BEGIN EXCERPT TO READ

We offer an outside view on the AI bubble debate.

boom bust

The number one debate in the world of finance today is some version of the question: “Is AI a bubble that is set to burst?” 

AI-optimists point to the potential for revolutionary technological change and the robust growth of earnings in the largest tech names. AI-pessimists point to high valuations and the increasing cash needs to finance capital expenditure.

I don’t want to do either of those things. Instead, let’s take inspiration from Danel Kahneman’s 2011 book Thinking Fast and Slow to help think about this problem differently. In that book, he extols the virtue of taking an ‘outside view’ when considering a forecasting problem. An ‘outside view’ is a forecasting approach that involves looking at the experience of similar historical situations to predict an outcome, rather than focusing on the specific details of the current episode.

This is implicit in how some people talk about the current market outlook, but it is typically not very structured and tends to focus on the most dramatic boom/bust cycles: “Today’s tech stocks are like the dot.com stocks of the late 1990s” or “Today’s tech stocks are like the Nifty Fifty of the early 1970s”. 

What might a more structured approach look like? Let’s start by thinking about the entire equity market. It’s clearly possible that the wheels will come off in the last few weeks of the year but, after a nasty drawdown in 2022, it looks like we’re seeing the third consecutive year of double-digit real equity returns in 2025. How often have we seen that in the past and what has it said about the future?

END EXCERPT TO READ
BEGIN GIVEN RECORDS

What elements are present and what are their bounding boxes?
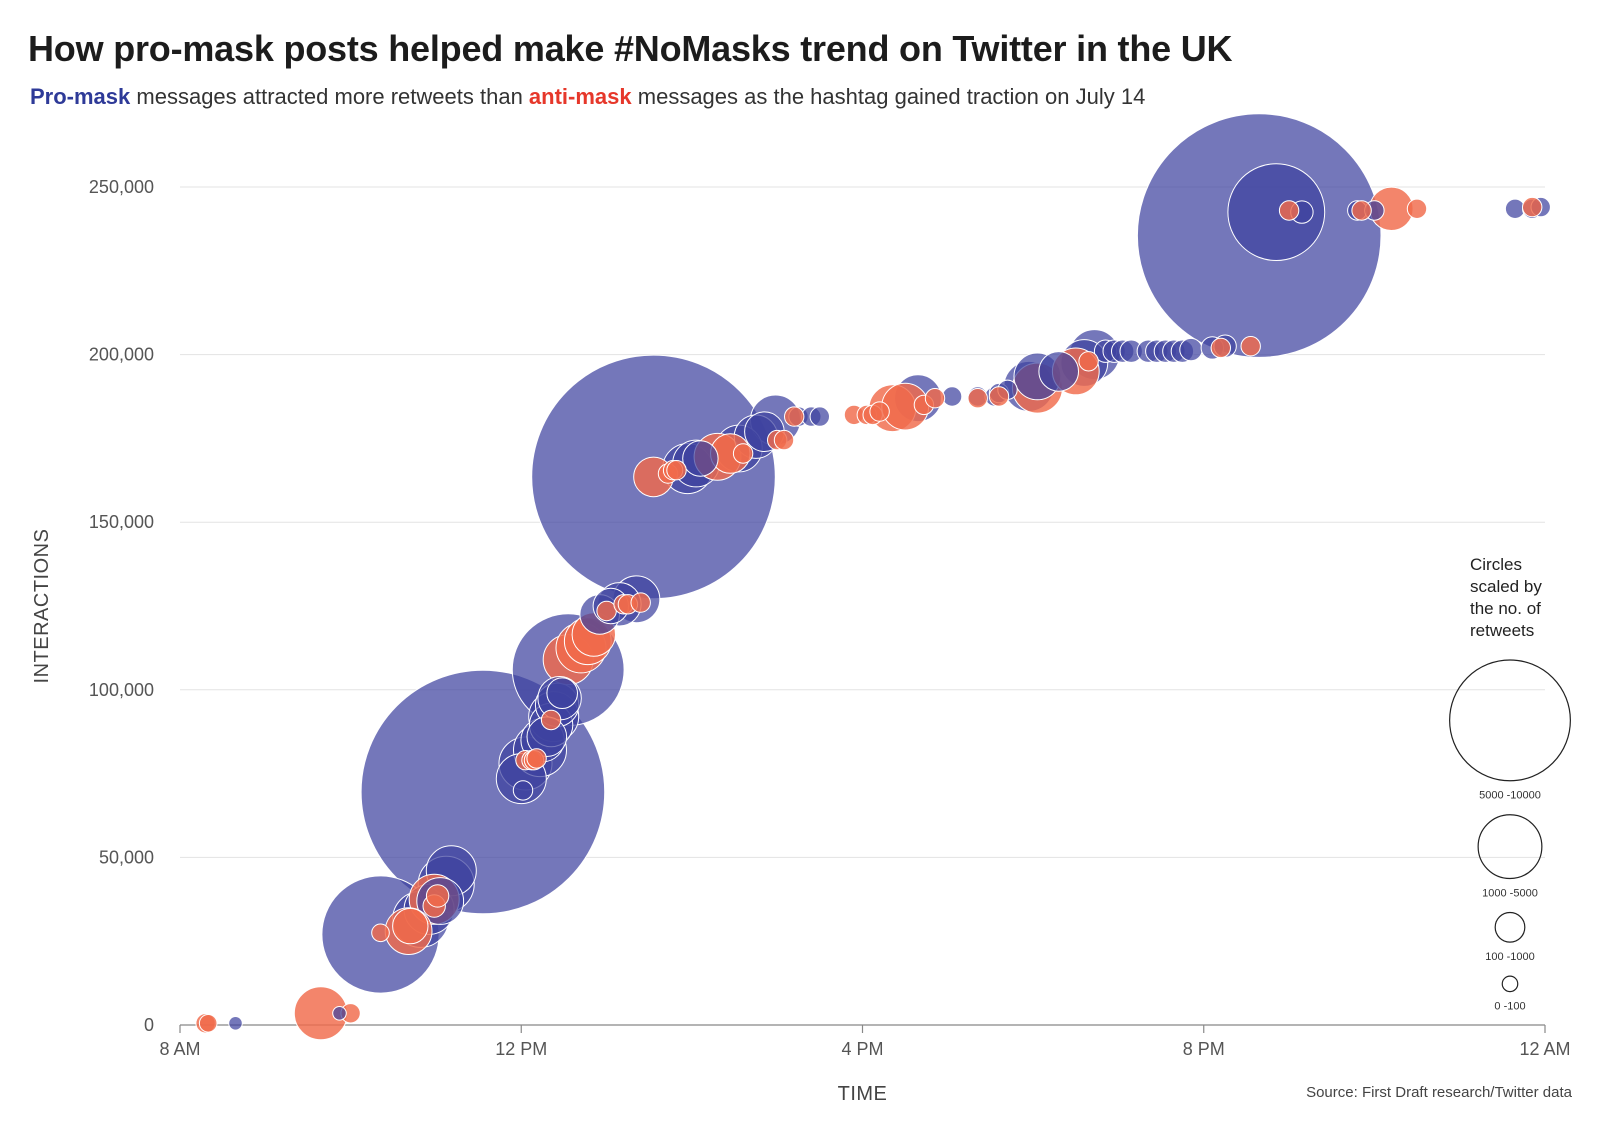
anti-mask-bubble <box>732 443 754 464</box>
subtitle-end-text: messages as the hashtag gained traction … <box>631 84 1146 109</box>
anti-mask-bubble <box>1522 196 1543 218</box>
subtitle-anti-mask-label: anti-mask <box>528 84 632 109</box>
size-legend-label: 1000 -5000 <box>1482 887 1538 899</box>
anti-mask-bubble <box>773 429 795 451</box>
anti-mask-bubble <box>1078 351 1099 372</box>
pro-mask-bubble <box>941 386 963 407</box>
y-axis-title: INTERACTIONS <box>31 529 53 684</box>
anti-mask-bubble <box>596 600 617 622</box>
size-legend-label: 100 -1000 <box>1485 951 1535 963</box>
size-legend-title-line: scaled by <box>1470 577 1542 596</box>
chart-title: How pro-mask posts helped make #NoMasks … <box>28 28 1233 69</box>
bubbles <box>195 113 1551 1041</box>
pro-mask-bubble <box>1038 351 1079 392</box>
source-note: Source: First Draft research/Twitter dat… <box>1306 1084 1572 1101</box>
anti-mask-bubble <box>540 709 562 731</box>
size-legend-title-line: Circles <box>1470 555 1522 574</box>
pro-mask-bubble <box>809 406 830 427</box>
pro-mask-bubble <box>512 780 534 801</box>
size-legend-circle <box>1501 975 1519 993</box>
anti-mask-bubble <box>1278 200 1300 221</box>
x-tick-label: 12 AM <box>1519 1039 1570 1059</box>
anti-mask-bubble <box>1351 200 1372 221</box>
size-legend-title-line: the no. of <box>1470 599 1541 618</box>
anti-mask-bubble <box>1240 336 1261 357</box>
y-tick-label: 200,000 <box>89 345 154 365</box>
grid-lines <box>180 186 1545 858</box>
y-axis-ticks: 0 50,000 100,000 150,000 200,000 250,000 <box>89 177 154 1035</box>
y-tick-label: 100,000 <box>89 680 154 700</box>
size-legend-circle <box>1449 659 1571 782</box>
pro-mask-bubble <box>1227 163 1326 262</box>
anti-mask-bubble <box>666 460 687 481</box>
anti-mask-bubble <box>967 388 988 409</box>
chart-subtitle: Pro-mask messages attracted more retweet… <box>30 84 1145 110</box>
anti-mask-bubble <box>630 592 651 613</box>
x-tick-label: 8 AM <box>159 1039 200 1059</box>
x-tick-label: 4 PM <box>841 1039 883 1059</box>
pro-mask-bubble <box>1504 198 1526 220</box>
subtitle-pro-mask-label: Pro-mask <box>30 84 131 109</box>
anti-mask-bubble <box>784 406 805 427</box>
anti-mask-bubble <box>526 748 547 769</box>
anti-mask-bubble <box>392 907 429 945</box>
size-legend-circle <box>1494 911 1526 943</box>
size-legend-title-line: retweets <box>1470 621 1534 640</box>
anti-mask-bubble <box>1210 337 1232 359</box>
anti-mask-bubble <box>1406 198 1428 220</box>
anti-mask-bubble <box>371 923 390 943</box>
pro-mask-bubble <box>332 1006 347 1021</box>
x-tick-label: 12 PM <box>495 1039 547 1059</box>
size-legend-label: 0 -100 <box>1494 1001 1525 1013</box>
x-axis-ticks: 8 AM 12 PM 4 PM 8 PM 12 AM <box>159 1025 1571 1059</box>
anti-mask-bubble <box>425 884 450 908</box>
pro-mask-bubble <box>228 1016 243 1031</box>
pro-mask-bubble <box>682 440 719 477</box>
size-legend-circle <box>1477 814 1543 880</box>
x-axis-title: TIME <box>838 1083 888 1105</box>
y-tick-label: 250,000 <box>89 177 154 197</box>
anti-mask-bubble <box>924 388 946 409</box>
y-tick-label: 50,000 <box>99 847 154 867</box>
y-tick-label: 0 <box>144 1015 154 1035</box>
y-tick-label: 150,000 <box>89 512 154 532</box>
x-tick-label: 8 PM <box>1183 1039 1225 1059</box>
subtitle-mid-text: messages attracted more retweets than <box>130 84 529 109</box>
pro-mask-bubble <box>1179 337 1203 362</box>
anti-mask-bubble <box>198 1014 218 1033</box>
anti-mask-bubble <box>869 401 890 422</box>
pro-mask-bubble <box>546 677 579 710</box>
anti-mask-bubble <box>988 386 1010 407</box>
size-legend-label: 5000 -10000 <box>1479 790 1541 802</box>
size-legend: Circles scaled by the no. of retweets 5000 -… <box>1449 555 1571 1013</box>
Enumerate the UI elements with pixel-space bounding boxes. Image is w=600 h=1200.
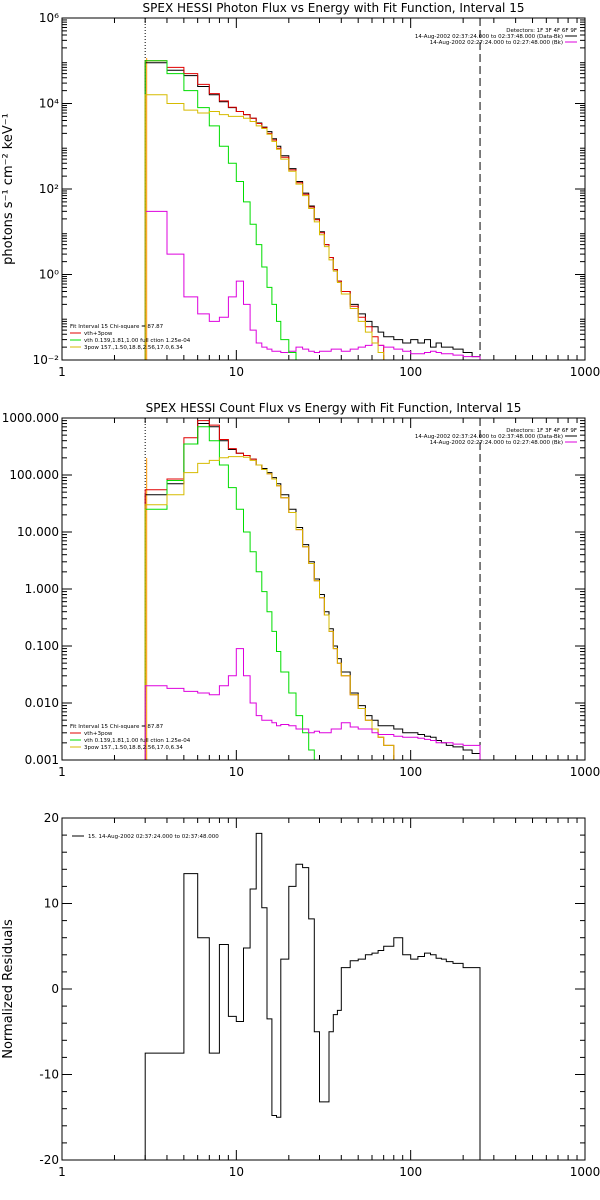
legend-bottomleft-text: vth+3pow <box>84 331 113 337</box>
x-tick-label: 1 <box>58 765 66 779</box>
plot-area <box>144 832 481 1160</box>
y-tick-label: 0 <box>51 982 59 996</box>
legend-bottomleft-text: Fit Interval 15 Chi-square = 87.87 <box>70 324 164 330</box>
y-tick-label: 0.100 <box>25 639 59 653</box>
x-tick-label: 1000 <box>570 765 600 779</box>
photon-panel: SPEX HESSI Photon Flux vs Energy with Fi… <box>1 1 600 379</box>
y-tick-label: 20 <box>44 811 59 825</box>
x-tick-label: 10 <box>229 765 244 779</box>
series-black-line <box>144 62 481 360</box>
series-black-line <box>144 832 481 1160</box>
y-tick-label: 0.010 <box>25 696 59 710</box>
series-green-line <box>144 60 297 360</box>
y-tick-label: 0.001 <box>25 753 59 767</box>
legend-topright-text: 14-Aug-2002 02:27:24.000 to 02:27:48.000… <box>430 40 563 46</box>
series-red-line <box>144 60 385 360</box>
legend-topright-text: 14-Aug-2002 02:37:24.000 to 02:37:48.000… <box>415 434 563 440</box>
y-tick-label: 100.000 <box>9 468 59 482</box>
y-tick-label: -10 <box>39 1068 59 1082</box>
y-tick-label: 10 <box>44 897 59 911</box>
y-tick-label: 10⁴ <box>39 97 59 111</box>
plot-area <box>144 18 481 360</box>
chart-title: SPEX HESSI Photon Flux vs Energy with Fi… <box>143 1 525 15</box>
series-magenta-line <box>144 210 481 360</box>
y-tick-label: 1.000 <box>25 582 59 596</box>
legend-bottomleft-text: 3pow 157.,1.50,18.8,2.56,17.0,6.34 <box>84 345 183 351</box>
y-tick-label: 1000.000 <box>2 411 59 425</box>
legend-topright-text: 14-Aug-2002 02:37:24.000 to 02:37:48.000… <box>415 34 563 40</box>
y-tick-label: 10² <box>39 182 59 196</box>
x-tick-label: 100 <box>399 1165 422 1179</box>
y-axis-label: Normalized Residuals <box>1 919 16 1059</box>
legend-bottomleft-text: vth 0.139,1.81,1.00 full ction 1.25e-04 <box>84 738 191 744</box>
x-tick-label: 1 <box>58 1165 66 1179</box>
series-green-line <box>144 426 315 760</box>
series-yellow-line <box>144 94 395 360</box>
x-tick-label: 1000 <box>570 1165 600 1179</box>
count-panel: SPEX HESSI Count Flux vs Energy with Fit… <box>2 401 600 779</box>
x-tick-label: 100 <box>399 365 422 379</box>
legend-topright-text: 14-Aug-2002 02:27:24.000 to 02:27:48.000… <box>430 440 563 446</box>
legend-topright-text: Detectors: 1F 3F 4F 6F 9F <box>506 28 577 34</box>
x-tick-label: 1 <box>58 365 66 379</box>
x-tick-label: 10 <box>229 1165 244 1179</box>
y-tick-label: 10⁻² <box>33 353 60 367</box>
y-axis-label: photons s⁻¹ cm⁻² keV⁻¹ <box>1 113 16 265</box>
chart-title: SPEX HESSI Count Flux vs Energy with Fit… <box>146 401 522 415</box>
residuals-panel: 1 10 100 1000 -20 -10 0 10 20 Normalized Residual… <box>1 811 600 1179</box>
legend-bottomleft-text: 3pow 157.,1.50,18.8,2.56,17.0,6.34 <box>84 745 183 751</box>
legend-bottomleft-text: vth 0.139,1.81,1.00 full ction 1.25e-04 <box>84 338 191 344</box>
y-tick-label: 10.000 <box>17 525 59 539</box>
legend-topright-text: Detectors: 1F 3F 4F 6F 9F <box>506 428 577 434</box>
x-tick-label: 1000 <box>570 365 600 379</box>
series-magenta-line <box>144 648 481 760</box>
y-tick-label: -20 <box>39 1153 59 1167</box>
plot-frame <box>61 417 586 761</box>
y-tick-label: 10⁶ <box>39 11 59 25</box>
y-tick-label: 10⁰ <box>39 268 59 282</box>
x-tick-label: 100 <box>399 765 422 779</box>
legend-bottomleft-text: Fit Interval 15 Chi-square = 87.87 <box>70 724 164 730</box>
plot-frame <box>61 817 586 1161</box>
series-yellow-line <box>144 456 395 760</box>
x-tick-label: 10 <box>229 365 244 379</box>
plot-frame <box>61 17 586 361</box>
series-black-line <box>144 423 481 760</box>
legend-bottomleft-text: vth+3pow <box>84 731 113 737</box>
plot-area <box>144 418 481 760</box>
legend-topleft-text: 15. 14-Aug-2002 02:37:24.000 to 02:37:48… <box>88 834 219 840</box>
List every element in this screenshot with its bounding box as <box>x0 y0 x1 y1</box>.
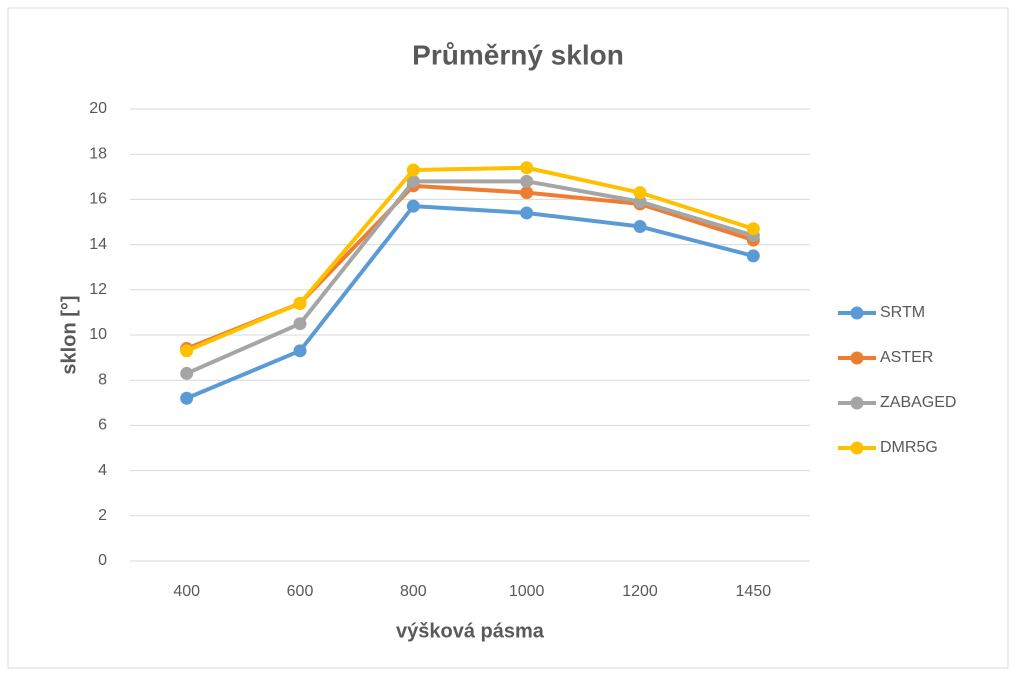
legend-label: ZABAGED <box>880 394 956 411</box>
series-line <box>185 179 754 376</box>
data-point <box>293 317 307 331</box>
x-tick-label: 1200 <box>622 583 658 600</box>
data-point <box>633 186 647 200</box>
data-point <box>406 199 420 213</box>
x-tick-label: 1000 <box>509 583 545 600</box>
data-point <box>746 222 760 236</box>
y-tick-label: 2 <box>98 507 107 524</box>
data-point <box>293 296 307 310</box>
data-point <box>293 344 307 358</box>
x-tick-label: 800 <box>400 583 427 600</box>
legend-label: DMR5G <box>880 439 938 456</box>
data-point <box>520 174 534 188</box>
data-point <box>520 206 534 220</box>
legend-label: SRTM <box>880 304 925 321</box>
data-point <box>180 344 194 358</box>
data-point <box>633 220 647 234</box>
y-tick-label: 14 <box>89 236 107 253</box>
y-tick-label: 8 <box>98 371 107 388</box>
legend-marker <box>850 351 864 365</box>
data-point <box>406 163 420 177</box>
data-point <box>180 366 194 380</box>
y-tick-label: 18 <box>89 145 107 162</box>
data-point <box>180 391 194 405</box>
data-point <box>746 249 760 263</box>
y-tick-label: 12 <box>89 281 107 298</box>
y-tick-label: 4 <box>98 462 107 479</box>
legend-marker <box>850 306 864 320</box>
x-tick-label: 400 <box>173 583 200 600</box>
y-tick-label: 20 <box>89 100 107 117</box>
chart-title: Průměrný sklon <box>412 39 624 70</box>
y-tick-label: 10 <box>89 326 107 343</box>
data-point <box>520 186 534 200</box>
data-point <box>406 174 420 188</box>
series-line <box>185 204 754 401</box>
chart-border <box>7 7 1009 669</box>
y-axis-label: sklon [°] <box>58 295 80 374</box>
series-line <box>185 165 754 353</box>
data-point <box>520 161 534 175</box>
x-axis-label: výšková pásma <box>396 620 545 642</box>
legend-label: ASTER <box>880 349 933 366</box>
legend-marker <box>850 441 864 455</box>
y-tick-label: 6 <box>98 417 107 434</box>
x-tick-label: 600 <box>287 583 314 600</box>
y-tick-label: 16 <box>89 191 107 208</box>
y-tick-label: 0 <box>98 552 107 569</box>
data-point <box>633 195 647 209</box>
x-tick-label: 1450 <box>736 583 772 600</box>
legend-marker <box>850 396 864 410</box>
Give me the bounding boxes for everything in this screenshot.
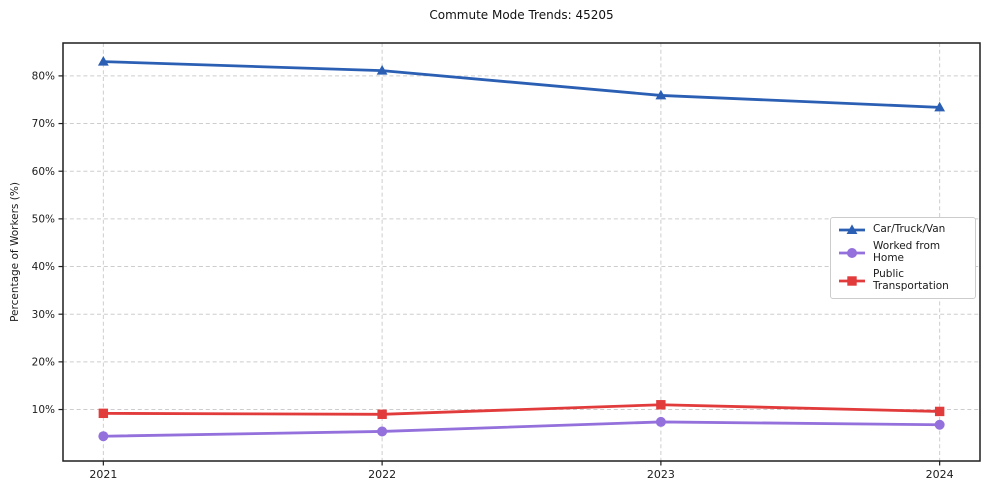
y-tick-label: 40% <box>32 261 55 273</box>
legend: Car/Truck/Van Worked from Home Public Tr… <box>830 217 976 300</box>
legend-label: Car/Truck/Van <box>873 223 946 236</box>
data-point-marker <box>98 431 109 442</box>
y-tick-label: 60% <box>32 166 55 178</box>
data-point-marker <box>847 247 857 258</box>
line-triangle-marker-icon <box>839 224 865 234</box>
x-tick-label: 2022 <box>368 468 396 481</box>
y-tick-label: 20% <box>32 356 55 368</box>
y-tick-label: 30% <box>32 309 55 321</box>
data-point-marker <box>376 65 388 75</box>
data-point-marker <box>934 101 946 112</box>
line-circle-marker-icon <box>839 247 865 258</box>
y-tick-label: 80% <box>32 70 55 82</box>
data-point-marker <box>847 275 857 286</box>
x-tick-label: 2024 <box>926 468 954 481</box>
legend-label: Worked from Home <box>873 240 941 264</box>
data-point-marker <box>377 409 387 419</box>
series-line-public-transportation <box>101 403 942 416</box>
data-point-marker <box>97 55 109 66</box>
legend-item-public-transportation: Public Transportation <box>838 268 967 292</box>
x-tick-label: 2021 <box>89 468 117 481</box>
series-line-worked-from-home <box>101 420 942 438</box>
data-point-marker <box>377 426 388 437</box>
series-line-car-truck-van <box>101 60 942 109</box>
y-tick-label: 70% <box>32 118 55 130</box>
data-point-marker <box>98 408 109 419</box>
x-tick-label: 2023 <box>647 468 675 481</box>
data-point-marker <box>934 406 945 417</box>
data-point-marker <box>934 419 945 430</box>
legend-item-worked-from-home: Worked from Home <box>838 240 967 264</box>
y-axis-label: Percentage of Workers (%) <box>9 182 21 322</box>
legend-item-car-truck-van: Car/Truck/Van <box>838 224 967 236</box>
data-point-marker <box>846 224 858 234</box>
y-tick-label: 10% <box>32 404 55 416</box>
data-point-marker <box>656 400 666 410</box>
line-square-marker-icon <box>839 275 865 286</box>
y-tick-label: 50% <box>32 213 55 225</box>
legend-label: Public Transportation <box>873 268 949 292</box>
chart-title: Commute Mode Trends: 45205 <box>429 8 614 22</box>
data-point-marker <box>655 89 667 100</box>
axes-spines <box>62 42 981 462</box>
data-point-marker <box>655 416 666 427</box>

END GIVEN RECORDS

STATED PROBLEM A
Decide whether each statement agrees with the excerpt on the AI bubble debate, answering yes or no and quoting the words of the excerpt that settle it: (i) The book the writer draws on was published in 2011. (ii) AI-pessimists point to the potential for revolutionary technological change. (iii) The writer suggests 2025 may be the third consecutive year of double-digit real equity returns.
STATED PROBLEM B
Extend the excerpt on the AI bubble debate, picking up right after its final sentence.

EXPECTED ANSWER A
(i) Yes: "2011 book Thinking Fast and Slow"
(ii) No: "AI-optimists point to the potential for revolutionary technological change"
(iii) Yes: "it looks like we’re seeing the third consecutive year of double-digit real equity returns in 2025"

EXPECTED ANSWER B
Using the Robert Shiller data,[1] which runs from 1871, there have been eight previous episodes when equities went on a run of real returns above 10% for at least three consecutive years. What happened next? 

Based on this small sample, we can say that an ongoing boom has been (marginally) more likely than a bust (defined as -10% or weaker in real returns). in year 4. In half of those episodes, the boom kept running for a 4th year. In two, it kept running for a 5th year. In the two booms which ran for five years, the bubbles inflated further before ending with two of the biggest busts of the last century. The potential implications of this is that even if we have correctly identified a bubble today, it could still be another painful two years trying to go short in anticipation of a bust. 

However, we can say that as well as boom risk, bust risk is elevated. Across the whole sample, there are 24 bust years implying a chance of around 15%. 

But that’s still a small sample on which to base our outside view. Can we do any better? How about taking all the sector level data we can find, for as long as we can find it, and looking systematically for comparable episodes? 

The Fama-French database[2] has 99 years of data across 48 US equity market sectors. We can look across that historical record for sectors with statistics like today’s tech stocks. My focus here is simply on trailing returns. In the three years through to the end of September 2025, the so-called Magnificent Seven[3] stocks delivered a cumulative return of 250%. Across all sectors, we’ve seen a development like that 53 times in the last 99 years. 

Again, what happened next?

Volatility at the sector level is higher than for the whole markets (see Diversification 101!)[4]. So, this time I’m looking for “proper” busts where the drawdown from the point of investment is at least 40%. 

If you had invested in a random equity sector at a random point in time, you had a one-in-ten chance of suffering a drawdown of at least 40% on your initial investment over the subsequent two years. That’s the “unconditional probability” line in the chart below. 

We can then condition the drawdown probability on the returns over the last three years. That is the series of blue bars. When returns have been as strong as those of the Magnificent Seven, potential crash risk rises to around one-in-three.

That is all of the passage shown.